Given instruction:
Select every line containing the word "label" from the material, and copy those lines.

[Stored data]
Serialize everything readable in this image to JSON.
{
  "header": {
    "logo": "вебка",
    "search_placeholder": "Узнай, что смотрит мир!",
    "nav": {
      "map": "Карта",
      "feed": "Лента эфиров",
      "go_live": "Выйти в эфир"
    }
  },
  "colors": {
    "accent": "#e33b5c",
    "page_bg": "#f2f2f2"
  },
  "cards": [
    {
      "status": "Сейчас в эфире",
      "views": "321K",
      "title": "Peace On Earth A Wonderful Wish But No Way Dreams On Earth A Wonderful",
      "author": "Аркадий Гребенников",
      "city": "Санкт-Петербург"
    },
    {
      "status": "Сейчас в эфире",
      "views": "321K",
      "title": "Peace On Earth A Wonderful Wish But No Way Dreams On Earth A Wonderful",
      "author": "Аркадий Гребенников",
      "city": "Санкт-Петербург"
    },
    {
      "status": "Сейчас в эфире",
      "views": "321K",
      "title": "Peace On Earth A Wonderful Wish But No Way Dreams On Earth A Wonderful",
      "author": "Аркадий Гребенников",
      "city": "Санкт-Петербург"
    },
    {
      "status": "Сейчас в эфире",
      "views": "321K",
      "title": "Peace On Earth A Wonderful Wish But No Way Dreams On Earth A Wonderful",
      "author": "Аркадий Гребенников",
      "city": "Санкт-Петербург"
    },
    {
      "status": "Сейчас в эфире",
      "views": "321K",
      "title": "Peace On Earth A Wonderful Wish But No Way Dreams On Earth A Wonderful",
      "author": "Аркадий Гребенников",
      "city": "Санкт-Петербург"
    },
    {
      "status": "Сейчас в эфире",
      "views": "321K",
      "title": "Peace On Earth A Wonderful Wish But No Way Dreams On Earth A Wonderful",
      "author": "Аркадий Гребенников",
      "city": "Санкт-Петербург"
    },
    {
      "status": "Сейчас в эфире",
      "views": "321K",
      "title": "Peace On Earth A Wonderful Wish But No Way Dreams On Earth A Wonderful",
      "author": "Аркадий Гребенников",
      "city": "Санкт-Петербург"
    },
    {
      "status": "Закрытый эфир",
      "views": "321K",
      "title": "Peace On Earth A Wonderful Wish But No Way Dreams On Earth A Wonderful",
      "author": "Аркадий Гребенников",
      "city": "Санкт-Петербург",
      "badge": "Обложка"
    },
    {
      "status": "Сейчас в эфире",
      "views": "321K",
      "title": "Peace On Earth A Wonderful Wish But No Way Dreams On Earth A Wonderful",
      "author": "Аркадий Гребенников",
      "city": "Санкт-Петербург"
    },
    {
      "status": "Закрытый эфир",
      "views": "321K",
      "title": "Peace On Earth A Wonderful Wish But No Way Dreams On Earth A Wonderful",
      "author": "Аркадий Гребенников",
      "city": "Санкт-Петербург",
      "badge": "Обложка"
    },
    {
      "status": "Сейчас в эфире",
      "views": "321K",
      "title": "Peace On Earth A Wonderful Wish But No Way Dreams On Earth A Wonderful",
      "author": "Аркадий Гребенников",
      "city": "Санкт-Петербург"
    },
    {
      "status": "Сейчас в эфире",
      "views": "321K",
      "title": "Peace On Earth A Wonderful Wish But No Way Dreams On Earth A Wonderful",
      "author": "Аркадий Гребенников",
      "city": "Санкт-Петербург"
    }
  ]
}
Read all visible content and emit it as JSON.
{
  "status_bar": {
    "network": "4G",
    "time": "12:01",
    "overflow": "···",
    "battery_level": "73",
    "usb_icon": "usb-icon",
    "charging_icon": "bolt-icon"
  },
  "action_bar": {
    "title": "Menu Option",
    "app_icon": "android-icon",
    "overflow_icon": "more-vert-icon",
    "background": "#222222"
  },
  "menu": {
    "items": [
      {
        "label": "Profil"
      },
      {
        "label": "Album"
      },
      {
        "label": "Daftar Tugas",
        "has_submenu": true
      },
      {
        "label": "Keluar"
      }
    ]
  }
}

Response to this task:
        "label": "Profil"
        "label": "Album"
        "label": "Daftar Tugas",
        "label": "Keluar"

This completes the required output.